* [Exercices]
- A) D'après l'extrait sur le FN, quel score Jacques Chirac a-t-il obtenu face à Jean Marie Le Pen au deuxième tour des présidentielles de 2002 ?
- B) Reprenez l'extrait sur le FN après sa dernière phrase et poursuivez-le, s'il vous plaît.

* [Extrait]
☆ ☆ ☆ ☆

Jeanne d’Arc, Pétain, le négationnisme, la lutte contre l’avortement sont-ils des thèmes porteurs aujourd’hui pour un parti qui aspire à s’inscrire dans le paysage politique français , tout comme la défense de l’ultra libéralisme ? A toutes ces questions, le FN lui-même apporte la réponse : c’est non et l’orientation stratégique nouvelle de ce parti le prouve.
Le FN est un parti d’extrême droite populiste qui surfe sur la situation sociale dégradée, sur la multiplication des scandales liés à la corruption, sur les incertitudes et les menaces que fait naître la politique ultra libérale mondialisée, sur la désindustrialisation de la France et son cortège de chômeurs, sur des règles économiques dictées par l’Union européenne qui accroissent les inégalités, la concurrence et font du voisin l’ennemi.
Bien sûr les électeurs du FN, ne sont pas les intellectuels, les banquiers, les détenteurs de patrimoine, les PDG du CAC 40, ceux qui se targuent d'être « les élites ». Loin d’eux cette idée de voter FN ! Bien au contraire, tous ces gens se sont érigés en modèle de vertu républicaine, rejetant sur la partie la plus défavorisée de la population, la moins armée peut-être pour analyser la situation, l’opprobre, le poids de l’ignominie : le vote FN.
Et là apparaît la seconde arnaque.
Contre Le Pen un seul recours : l’union sacrée autour de Macron.
Pour mesurer la réalité du risque de voir accéder le FN au pouvoir, il suffit de se souvenir du score de Jacques Chirac opposé à Jean Marie Le Pen au deuxième tour des présidentielles de 2002 (82,21%) ou/et de noter l’unanimité et la violence des réactions au ralliement de Nicolas Dupont- Aignan à Marine le Pen. Bien d’autres éléments contribuent à démontrer que la manipulation de l’opinion a été savamment orchestrée, ce que confirme un examen objectif des résultats du premier tour montrant la quasi impossibilité pour Marine Le Pen de gagner.
Il fallait orienter le vote vers le seul candidat adoubé par l’oligarchie : Emmanuel Macron.

☆ ☆ ☆ ☆

* [Données fournies]
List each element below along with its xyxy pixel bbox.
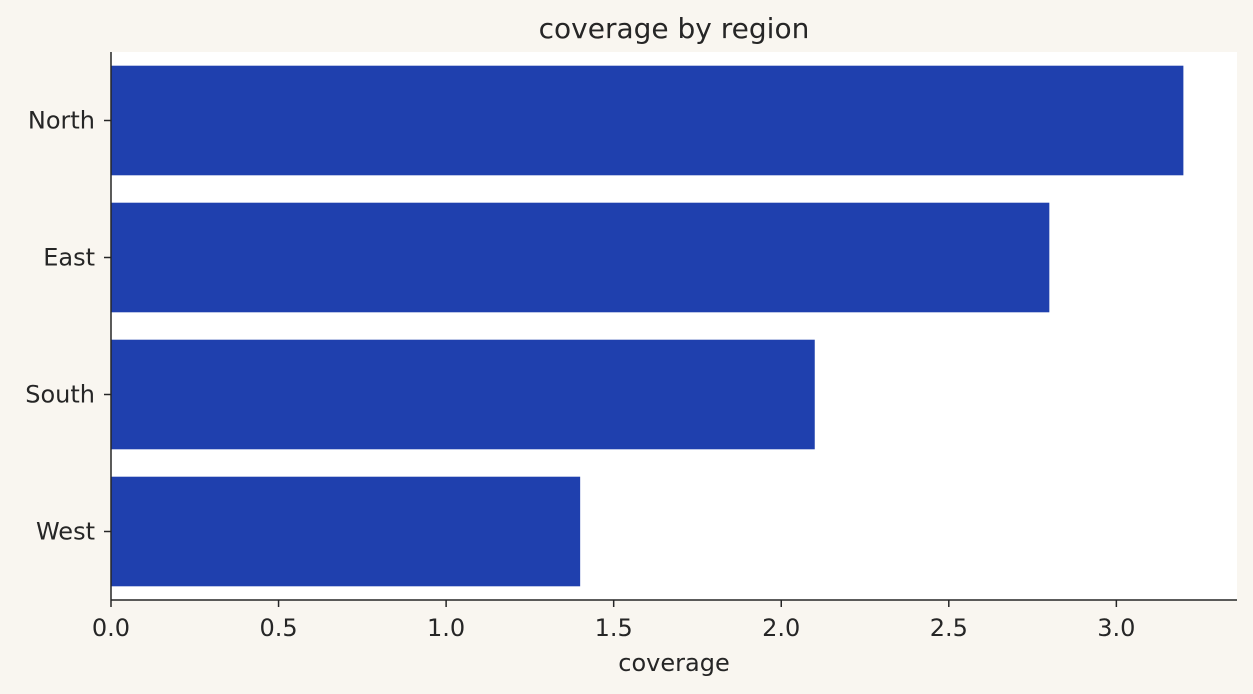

☆ ☆ ☆ ☆

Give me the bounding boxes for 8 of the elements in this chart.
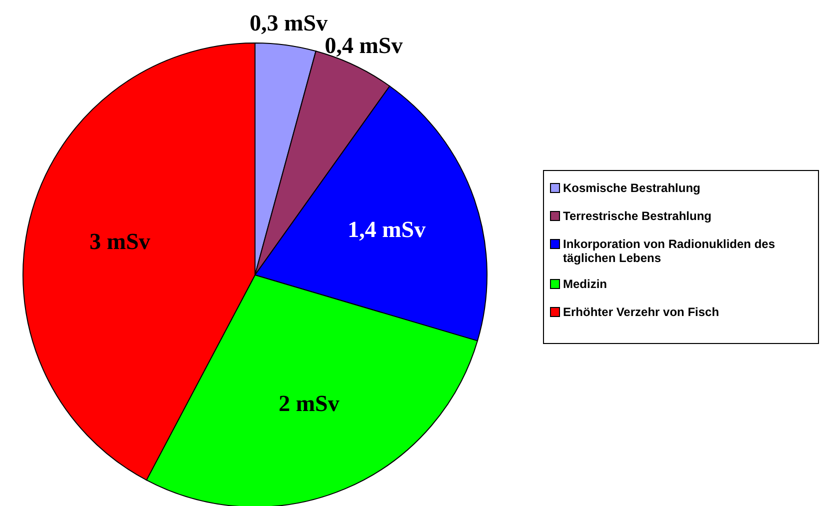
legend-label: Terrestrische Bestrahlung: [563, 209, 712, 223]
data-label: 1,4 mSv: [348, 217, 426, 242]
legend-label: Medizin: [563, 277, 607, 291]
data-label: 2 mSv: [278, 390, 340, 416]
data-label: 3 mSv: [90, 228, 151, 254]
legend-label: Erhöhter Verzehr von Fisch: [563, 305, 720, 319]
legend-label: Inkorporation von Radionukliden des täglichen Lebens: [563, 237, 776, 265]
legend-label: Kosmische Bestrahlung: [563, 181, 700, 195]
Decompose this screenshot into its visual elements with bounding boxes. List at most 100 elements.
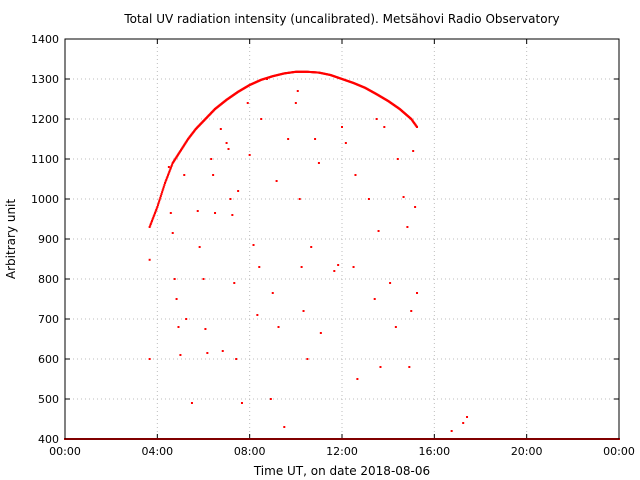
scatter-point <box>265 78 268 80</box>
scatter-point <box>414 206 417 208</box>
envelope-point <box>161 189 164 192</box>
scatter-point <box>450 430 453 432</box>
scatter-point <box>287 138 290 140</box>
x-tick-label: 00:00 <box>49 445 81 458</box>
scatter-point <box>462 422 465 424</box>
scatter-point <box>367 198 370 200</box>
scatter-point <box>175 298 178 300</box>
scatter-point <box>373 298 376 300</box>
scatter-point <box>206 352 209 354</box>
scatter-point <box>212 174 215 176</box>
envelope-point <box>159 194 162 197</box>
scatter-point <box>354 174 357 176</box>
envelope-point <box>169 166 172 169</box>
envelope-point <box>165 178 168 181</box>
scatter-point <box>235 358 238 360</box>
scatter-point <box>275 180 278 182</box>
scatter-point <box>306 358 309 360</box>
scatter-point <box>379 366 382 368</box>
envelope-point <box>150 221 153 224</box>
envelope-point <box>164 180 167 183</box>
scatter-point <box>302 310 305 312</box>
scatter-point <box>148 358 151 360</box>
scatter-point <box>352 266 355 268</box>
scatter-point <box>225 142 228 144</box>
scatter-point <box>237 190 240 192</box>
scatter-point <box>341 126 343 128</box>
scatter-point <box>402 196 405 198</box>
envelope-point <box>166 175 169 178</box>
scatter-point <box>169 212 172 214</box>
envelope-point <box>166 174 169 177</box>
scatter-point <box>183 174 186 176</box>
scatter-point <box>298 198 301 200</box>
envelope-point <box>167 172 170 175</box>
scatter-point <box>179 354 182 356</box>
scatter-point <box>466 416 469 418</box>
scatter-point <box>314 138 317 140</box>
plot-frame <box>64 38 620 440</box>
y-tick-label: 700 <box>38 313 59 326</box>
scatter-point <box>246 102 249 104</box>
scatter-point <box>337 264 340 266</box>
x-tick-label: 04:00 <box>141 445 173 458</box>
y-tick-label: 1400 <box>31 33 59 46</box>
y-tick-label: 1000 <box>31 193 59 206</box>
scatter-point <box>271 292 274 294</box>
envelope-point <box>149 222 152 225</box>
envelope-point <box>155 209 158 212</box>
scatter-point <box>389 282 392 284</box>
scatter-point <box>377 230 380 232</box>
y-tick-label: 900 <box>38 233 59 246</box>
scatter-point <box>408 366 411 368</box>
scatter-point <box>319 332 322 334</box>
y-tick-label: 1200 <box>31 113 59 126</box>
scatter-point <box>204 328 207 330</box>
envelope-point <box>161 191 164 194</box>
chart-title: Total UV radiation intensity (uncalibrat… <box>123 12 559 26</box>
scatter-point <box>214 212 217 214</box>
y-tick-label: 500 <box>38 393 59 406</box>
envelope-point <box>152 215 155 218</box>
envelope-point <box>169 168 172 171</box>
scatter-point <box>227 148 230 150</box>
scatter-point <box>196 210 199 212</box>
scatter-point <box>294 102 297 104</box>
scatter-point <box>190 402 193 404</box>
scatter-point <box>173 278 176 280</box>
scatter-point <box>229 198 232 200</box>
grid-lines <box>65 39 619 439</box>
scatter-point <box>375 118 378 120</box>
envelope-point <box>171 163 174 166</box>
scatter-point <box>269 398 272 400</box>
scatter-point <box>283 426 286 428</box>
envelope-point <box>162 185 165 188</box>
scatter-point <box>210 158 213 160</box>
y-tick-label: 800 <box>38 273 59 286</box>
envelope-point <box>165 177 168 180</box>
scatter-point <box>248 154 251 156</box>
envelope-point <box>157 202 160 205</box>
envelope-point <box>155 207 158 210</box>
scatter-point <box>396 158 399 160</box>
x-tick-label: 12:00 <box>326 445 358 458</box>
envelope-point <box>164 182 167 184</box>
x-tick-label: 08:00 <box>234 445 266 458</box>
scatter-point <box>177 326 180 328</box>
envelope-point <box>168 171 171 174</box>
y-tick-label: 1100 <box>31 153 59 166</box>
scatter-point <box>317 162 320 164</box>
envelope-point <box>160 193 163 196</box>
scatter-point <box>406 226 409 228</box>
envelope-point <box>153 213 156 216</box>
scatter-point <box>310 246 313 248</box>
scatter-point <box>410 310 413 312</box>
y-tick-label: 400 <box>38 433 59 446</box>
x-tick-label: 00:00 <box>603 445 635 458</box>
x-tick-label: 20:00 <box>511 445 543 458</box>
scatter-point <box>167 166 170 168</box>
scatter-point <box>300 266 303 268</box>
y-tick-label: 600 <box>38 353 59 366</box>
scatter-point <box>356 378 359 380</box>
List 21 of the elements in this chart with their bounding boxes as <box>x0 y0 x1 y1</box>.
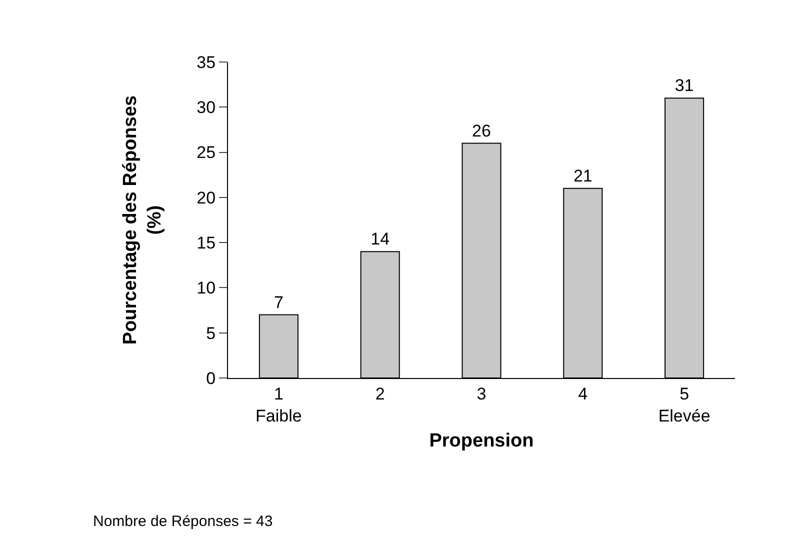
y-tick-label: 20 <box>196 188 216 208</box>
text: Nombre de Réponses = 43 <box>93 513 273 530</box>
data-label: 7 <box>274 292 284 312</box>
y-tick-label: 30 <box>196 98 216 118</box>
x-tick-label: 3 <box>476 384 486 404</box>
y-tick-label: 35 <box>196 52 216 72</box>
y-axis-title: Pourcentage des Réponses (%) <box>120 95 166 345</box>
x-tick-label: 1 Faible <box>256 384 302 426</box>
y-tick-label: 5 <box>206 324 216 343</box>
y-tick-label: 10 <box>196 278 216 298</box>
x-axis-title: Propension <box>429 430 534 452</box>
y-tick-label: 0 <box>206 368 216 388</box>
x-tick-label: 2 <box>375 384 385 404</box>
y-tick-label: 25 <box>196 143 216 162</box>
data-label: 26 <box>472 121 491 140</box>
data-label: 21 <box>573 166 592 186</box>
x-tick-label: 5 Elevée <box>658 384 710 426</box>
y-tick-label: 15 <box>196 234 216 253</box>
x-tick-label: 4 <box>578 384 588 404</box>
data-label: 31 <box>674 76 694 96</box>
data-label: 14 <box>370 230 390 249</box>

☆ ☆ ☆ ☆

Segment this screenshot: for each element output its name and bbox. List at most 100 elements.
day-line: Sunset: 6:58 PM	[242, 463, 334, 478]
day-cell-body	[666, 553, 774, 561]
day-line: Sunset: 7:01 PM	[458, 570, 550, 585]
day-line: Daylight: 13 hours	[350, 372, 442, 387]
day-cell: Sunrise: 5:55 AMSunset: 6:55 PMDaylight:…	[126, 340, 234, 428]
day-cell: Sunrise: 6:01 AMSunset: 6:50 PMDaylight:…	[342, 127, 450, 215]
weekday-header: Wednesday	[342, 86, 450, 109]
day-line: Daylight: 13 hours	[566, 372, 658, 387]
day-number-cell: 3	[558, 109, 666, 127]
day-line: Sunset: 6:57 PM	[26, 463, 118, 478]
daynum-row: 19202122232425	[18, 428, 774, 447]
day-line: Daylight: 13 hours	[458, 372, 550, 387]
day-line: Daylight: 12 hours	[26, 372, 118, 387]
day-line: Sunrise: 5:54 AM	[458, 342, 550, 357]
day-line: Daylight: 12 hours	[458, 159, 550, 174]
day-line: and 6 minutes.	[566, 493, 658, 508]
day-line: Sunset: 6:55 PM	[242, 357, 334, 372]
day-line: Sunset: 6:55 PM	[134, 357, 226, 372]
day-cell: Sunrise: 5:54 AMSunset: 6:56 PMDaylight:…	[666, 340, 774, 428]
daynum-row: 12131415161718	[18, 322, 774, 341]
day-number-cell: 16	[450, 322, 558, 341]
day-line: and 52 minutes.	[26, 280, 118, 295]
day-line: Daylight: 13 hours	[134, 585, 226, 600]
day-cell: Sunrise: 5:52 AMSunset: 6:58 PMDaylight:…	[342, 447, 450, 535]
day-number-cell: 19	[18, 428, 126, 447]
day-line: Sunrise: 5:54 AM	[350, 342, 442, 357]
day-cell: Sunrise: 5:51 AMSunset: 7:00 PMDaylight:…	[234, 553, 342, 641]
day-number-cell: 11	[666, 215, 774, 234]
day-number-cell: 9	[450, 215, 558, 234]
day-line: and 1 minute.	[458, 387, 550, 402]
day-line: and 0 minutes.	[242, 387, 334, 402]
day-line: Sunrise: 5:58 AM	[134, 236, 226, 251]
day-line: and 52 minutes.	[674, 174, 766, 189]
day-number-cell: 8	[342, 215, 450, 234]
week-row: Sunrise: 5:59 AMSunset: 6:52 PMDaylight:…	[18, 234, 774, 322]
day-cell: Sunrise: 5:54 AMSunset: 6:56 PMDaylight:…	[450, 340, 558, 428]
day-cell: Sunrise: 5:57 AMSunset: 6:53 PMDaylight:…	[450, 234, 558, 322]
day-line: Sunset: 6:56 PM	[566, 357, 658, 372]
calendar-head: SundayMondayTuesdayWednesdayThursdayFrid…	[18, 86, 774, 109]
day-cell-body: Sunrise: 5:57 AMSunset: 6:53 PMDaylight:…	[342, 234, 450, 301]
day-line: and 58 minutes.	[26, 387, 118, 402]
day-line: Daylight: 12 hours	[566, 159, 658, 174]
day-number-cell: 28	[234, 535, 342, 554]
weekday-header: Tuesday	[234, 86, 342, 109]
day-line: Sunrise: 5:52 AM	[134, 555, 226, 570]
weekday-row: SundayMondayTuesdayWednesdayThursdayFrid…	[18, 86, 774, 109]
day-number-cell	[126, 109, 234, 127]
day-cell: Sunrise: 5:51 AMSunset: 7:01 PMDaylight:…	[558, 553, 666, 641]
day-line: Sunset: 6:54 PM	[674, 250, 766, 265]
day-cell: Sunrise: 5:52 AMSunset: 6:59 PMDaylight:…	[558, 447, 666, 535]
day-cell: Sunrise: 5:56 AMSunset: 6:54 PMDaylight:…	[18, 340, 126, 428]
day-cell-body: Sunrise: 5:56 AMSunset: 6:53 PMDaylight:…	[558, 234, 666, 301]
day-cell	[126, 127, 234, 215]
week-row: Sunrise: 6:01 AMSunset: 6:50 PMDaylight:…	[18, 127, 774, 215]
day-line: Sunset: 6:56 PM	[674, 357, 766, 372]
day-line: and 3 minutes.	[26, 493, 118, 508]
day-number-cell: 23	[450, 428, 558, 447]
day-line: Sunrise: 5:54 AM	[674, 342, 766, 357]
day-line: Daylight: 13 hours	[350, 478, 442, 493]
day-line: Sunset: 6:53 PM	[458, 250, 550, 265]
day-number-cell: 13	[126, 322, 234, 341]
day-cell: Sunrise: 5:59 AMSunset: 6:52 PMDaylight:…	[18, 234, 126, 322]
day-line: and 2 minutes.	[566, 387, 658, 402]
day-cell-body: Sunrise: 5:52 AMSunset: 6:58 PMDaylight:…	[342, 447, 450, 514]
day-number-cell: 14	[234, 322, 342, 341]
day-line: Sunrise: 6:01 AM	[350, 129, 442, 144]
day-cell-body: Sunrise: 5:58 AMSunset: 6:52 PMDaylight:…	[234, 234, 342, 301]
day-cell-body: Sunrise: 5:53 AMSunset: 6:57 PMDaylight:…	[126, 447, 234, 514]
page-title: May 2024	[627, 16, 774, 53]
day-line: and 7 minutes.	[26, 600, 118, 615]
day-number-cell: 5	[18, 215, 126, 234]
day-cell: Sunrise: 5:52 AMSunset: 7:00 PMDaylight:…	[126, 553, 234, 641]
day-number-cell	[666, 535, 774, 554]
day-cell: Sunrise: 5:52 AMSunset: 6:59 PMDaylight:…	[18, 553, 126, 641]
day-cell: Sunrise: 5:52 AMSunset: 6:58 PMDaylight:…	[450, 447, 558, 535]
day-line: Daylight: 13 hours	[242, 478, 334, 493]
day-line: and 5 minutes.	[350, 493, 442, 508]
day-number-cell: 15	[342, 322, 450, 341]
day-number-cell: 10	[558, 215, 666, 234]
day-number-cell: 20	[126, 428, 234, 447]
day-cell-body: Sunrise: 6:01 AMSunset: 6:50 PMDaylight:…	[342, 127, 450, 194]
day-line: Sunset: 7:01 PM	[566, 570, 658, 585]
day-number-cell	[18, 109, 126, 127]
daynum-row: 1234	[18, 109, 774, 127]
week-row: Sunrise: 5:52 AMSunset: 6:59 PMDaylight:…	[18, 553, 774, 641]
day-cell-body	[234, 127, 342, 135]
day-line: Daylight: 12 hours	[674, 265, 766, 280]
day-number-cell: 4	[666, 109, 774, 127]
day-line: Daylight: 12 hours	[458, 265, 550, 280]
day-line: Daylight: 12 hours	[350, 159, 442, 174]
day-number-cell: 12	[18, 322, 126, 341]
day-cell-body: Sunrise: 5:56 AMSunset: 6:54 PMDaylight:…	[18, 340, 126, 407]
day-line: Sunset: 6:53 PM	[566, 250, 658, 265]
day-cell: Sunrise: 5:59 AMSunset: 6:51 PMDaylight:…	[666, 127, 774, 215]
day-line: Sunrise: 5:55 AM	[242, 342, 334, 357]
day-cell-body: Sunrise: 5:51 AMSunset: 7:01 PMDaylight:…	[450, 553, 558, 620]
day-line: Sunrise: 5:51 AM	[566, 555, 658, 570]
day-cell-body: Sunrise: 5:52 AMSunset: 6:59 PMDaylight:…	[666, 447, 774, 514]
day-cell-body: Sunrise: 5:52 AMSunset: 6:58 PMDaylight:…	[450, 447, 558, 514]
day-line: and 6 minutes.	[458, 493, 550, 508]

☆ ☆ ☆ ☆

* [Réponses]
- A) 82,21%

- B)
Ainsi a-t-on assisté pendant cette campagne à une stratégie diversifiée mais d’abord de séduction :
⁃ Offrir aux électeurs la vision angélique d’un avenir lisse. Emmanuel Macron a inventé une forme d’œcuménisme politique. Une société de laquelle disparaitraient les conflits. Plus de droite, ni de gauche, termes dont le sens même tend à s’effacer. Plus de ces vieux partis épuisés par les scandales et par l’exercice du pouvoir, auxquels on attribue à juste titre l’état désastreux du pays.
⁃ Promouvoir la jeunesse et le renouvellement d’une classe politique, disqualifiée et déconsidérée en pratiquant une forme d’embauche directe, propre à séduire des milliers de gens.
⁃ Exploiter son image, celle de son couple à travers les média populaires et populistes.
⁃ Ecarter les adversaires les plus menaçants et donc « Conjurer Mélenchon par Le Pen » selon la formule d’Olivier Tonneau (3)
⁃ Entretenir le flou quant au programme dont l’importance passe ainsi à l’arrière-plan.
Entre le Bien et le Mal, entre l’ombre et la lumière quand l’un et l’autre sont montrés avec autant d’insistance que le fut celle des média, bien coupable celui qui hésite ou qui s’abstient. Vade retro !
Emmanuel Macron est élu, en arrière toute !
Les ralliements au nouveau Président des caciques politiques se sont multipliés et les vieux routiers de la politique se retrouvent aux premiers rangs du pouvoir, certains ayant juste eu le temps de changer de ministère d’une présidence à l’autre.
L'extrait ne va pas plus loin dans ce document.